#### SUPPLIED RECORDS

** START **

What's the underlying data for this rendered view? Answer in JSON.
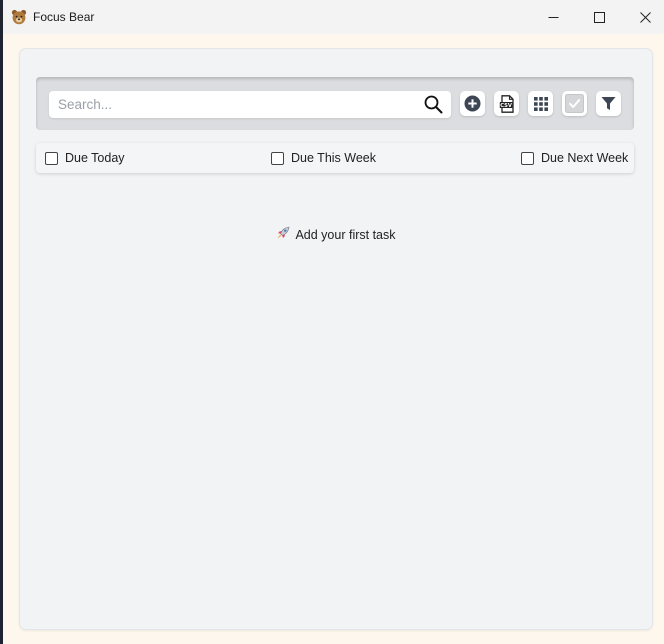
{
  "window": {
    "title": "Focus Bear",
    "app_icon": "bear-icon",
    "controls": [
      "minimize-icon",
      "maximize-icon",
      "close-icon"
    ]
  },
  "toolbar": {
    "search_placeholder": "Search...",
    "search_value": "",
    "buttons": [
      {
        "name": "add-task-button",
        "icon": "plus-circle-icon"
      },
      {
        "name": "csv-export-button",
        "icon": "csv-file-icon"
      },
      {
        "name": "grid-view-button",
        "icon": "grid-icon"
      },
      {
        "name": "select-all-button",
        "icon": "check-icon"
      },
      {
        "name": "filter-button",
        "icon": "filter-icon"
      }
    ]
  },
  "filters": {
    "due_today": "Due Today",
    "due_this_week": "Due This Week",
    "due_next_week": "Due Next Week"
  },
  "empty_state": {
    "icon": "rocket-icon",
    "text": "Add your first task"
  },
  "colors": {
    "title_bar": "#f3f3f3",
    "panel": "#f2f3f5",
    "toolbar": "#dcdde0",
    "icon_dark": "#3d4655"
  }
}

** END **

Search the records above for "name". Copy each line where it is found.

#### THE COMPLETED TASK
        "name": "add-task-button",
        "name": "csv-export-button",
        "name": "grid-view-button",
        "name": "select-all-button",
        "name": "filter-button",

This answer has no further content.